Your task is to repeat all of the material exactly.

_Data provided_:
--- start ---
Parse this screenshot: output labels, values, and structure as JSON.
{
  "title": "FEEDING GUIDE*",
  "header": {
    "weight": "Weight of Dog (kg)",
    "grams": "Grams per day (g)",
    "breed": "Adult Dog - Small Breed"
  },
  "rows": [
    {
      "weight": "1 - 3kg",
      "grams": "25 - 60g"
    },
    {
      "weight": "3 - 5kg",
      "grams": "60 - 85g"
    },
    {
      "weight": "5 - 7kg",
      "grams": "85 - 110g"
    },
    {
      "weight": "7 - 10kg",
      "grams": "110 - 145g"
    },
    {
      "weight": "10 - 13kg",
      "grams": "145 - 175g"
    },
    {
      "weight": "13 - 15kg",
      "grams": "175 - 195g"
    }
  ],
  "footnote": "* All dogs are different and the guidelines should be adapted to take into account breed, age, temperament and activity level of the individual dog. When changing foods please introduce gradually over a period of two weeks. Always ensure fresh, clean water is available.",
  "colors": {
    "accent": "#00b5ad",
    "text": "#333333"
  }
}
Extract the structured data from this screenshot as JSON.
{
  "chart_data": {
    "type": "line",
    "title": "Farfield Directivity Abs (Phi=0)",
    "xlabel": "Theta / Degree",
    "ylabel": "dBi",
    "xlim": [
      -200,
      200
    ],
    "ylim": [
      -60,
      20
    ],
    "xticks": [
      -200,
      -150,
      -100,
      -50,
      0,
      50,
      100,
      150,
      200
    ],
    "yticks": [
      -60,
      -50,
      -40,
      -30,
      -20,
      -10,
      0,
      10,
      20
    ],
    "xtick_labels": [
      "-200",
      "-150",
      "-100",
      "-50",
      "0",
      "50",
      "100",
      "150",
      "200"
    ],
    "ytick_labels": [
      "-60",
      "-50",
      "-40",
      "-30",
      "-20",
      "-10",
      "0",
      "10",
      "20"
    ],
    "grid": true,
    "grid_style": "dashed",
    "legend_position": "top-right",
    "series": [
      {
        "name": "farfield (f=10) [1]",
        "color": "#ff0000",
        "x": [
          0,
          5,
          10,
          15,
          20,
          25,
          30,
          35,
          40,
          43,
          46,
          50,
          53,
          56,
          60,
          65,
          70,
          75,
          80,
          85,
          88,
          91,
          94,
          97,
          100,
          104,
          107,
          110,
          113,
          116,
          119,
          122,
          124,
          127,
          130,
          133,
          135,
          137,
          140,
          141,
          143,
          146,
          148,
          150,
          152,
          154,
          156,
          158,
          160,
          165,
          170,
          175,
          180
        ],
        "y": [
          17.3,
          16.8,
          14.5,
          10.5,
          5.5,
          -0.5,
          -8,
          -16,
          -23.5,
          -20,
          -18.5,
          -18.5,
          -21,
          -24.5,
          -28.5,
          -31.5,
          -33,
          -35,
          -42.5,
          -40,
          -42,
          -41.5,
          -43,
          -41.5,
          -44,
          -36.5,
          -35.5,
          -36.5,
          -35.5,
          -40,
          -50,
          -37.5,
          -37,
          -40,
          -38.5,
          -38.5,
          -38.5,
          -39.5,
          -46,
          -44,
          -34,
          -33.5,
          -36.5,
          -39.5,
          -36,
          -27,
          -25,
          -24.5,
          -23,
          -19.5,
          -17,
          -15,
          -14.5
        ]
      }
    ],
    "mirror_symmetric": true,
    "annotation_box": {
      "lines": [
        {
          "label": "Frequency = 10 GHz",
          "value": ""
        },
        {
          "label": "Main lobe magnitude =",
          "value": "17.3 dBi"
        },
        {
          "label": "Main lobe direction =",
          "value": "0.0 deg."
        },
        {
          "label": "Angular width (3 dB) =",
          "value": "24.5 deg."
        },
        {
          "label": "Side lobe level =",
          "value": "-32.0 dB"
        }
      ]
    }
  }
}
--- end ---
_Exercise result_:
Parse this screenshot: output labels, values, and structure as JSON.
{
  "title": "FEEDING GUIDE*",
  "header": {
    "weight": "Weight of Dog (kg)",
    "grams": "Grams per day (g)",
    "breed": "Adult Dog - Small Breed"
  },
  "rows": [
    {
      "weight": "1 - 3kg",
      "grams": "25 - 60g"
    },
    {
      "weight": "3 - 5kg",
      "grams": "60 - 85g"
    },
    {
      "weight": "5 - 7kg",
      "grams": "85 - 110g"
    },
    {
      "weight": "7 - 10kg",
      "grams": "110 - 145g"
    },
    {
      "weight": "10 - 13kg",
      "grams": "145 - 175g"
    },
    {
      "weight": "13 - 15kg",
      "grams": "175 - 195g"
    }
  ],
  "footnote": "* All dogs are different and the guidelines should be adapted to take into account breed, age, temperament and activity level of the individual dog. When changing foods please introduce gradually over a period of two weeks. Always ensure fresh, clean water is available.",
  "colors": {
    "accent": "#00b5ad",
    "text": "#333333"
  }
}
Extract the structured data from this screenshot as JSON.
{
  "chart_data": {
    "type": "line",
    "title": "Farfield Directivity Abs (Phi=0)",
    "xlabel": "Theta / Degree",
    "ylabel": "dBi",
    "xlim": [
      -200,
      200
    ],
    "ylim": [
      -60,
      20
    ],
    "xticks": [
      -200,
      -150,
      -100,
      -50,
      0,
      50,
      100,
      150,
      200
    ],
    "yticks": [
      -60,
      -50,
      -40,
      -30,
      -20,
      -10,
      0,
      10,
      20
    ],
    "xtick_labels": [
      "-200",
      "-150",
      "-100",
      "-50",
      "0",
      "50",
      "100",
      "150",
      "200"
    ],
    "ytick_labels": [
      "-60",
      "-50",
      "-40",
      "-30",
      "-20",
      "-10",
      "0",
      "10",
      "20"
    ],
    "grid": true,
    "grid_style": "dashed",
    "legend_position": "top-right",
    "series": [
      {
        "name": "farfield (f=10) [1]",
        "color": "#ff0000",
        "x": [
          0,
          5,
          10,
          15,
          20,
          25,
          30,
          35,
          40,
          43,
          46,
          50,
          53,
          56,
          60,
          65,
          70,
          75,
          80,
          85,
          88,
          91,
          94,
          97,
          100,
          104,
          107,
          110,
          113,
          116,
          119,
          122,
          124,
          127,
          130,
          133,
          135,
          137,
          140,
          141,
          143,
          146,
          148,
          150,
          152,
          154,
          156,
          158,
          160,
          165,
          170,
          175,
          180
        ],
        "y": [
          17.3,
          16.8,
          14.5,
          10.5,
          5.5,
          -0.5,
          -8,
          -16,
          -23.5,
          -20,
          -18.5,
          -18.5,
          -21,
          -24.5,
          -28.5,
          -31.5,
          -33,
          -35,
          -42.5,
          -40,
          -42,
          -41.5,
          -43,
          -41.5,
          -44,
          -36.5,
          -35.5,
          -36.5,
          -35.5,
          -40,
          -50,
          -37.5,
          -37,
          -40,
          -38.5,
          -38.5,
          -38.5,
          -39.5,
          -46,
          -44,
          -34,
          -33.5,
          -36.5,
          -39.5,
          -36,
          -27,
          -25,
          -24.5,
          -23,
          -19.5,
          -17,
          -15,
          -14.5
        ]
      }
    ],
    "mirror_symmetric": true,
    "annotation_box": {
      "lines": [
        {
          "label": "Frequency = 10 GHz",
          "value": ""
        },
        {
          "label": "Main lobe magnitude =",
          "value": "17.3 dBi"
        },
        {
          "label": "Main lobe direction =",
          "value": "0.0 deg."
        },
        {
          "label": "Angular width (3 dB) =",
          "value": "24.5 deg."
        },
        {
          "label": "Side lobe level =",
          "value": "-32.0 dB"
        }
      ]
    }
  }
}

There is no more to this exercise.